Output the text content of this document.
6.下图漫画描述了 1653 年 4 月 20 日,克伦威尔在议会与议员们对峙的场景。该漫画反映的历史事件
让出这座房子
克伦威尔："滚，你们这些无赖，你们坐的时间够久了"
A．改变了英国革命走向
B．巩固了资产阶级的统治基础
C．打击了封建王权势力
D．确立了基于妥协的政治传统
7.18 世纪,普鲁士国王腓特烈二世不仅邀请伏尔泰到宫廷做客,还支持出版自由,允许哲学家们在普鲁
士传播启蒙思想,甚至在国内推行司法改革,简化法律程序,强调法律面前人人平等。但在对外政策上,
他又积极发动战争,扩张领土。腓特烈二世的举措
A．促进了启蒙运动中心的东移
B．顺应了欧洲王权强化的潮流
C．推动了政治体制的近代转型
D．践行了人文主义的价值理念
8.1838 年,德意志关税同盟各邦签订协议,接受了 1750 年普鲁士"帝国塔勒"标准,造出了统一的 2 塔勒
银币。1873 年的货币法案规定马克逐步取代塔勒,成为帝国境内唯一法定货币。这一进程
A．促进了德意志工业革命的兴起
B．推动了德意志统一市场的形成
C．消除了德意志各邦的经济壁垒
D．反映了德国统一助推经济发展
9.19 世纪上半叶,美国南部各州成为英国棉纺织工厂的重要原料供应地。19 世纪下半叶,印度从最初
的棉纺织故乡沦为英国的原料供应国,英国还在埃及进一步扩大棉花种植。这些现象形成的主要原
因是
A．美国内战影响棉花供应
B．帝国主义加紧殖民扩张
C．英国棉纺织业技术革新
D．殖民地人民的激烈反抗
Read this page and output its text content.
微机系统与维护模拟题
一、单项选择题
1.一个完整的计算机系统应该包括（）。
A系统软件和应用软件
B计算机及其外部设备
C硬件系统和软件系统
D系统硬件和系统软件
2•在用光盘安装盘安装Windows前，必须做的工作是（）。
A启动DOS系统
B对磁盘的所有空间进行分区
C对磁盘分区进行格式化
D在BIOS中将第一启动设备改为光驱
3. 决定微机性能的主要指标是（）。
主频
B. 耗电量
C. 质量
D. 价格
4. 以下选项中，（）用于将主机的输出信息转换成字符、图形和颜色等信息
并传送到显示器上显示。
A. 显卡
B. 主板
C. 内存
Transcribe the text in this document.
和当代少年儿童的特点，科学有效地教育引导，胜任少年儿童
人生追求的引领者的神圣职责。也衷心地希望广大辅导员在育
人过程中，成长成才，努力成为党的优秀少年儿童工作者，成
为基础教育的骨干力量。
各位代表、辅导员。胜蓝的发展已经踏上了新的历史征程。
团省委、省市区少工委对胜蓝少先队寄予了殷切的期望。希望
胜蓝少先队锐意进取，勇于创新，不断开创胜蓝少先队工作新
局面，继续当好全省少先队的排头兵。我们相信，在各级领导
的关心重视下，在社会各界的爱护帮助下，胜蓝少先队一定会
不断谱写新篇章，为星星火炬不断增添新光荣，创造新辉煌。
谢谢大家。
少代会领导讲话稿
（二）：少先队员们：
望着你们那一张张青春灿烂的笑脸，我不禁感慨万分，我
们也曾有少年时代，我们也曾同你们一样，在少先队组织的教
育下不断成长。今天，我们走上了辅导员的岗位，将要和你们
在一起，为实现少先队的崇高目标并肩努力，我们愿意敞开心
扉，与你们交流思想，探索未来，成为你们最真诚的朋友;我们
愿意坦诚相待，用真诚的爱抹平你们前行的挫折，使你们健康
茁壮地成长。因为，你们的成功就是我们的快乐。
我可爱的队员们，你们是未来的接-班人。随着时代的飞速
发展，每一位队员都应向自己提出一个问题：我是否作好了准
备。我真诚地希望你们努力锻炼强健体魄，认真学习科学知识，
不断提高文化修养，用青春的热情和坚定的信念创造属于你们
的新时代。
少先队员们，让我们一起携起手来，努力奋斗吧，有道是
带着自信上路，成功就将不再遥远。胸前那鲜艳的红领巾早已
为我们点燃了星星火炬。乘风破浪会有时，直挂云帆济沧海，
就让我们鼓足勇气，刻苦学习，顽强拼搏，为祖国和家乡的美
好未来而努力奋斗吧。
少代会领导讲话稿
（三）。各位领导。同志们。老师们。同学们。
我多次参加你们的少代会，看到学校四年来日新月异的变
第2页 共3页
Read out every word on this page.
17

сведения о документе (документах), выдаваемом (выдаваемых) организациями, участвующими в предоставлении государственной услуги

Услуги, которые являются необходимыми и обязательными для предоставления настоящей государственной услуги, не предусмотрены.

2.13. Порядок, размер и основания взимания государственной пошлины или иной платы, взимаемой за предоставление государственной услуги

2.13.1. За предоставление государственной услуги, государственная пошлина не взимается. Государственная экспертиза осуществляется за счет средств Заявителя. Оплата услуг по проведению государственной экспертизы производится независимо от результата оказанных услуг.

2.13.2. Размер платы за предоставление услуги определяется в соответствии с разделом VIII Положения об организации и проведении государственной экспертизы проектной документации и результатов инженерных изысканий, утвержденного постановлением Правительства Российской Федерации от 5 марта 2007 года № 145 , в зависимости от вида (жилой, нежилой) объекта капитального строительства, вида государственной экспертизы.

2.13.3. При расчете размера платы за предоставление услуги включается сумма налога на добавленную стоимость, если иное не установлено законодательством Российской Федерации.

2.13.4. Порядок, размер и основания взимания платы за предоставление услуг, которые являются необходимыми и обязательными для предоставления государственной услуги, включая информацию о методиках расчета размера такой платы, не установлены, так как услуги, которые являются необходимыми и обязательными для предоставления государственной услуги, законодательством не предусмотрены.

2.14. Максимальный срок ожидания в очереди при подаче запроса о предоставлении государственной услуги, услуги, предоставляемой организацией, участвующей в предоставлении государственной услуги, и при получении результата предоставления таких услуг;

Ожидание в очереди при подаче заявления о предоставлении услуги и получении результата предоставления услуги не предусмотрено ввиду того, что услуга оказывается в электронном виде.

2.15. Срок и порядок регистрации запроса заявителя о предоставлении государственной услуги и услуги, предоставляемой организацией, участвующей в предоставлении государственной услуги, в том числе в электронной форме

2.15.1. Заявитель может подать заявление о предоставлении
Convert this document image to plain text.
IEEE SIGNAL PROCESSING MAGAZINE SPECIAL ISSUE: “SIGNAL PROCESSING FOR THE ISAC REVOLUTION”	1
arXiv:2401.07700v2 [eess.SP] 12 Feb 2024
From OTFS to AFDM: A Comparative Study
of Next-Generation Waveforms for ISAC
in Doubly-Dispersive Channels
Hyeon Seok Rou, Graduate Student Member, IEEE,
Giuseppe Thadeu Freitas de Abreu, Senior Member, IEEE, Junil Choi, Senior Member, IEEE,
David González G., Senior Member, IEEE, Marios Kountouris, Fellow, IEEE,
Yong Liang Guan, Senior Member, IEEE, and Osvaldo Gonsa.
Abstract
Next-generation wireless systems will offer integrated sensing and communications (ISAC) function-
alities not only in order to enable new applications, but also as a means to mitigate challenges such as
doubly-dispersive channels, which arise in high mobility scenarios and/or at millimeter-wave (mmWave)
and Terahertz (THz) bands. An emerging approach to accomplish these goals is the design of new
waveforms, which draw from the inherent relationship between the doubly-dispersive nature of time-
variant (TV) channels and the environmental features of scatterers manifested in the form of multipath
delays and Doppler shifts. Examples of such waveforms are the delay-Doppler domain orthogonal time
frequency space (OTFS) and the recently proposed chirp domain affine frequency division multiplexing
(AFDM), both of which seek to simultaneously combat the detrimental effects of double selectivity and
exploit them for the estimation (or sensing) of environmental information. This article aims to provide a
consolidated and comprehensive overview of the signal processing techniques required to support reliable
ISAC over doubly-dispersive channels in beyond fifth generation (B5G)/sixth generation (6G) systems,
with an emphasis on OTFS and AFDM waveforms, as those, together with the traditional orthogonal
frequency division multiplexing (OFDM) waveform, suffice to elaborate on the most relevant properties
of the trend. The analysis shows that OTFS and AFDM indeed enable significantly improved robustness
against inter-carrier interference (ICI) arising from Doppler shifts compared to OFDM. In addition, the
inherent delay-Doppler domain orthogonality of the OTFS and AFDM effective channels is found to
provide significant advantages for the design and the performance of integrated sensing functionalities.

···

Task instructions ▸ Return each full line of the entries that contains the word "Member".

Task output ▸
Hyeon Seok Rou, Graduate Student Member, IEEE,
Giuseppe Thadeu Freitas de Abreu, Senior Member, IEEE, Junil Choi, Senior Member, IEEE,
David González G., Senior Member, IEEE, Marios Kountouris, Fellow, IEEE,
Yong Liang Guan, Senior Member, IEEE, and Osvaldo Gonsa.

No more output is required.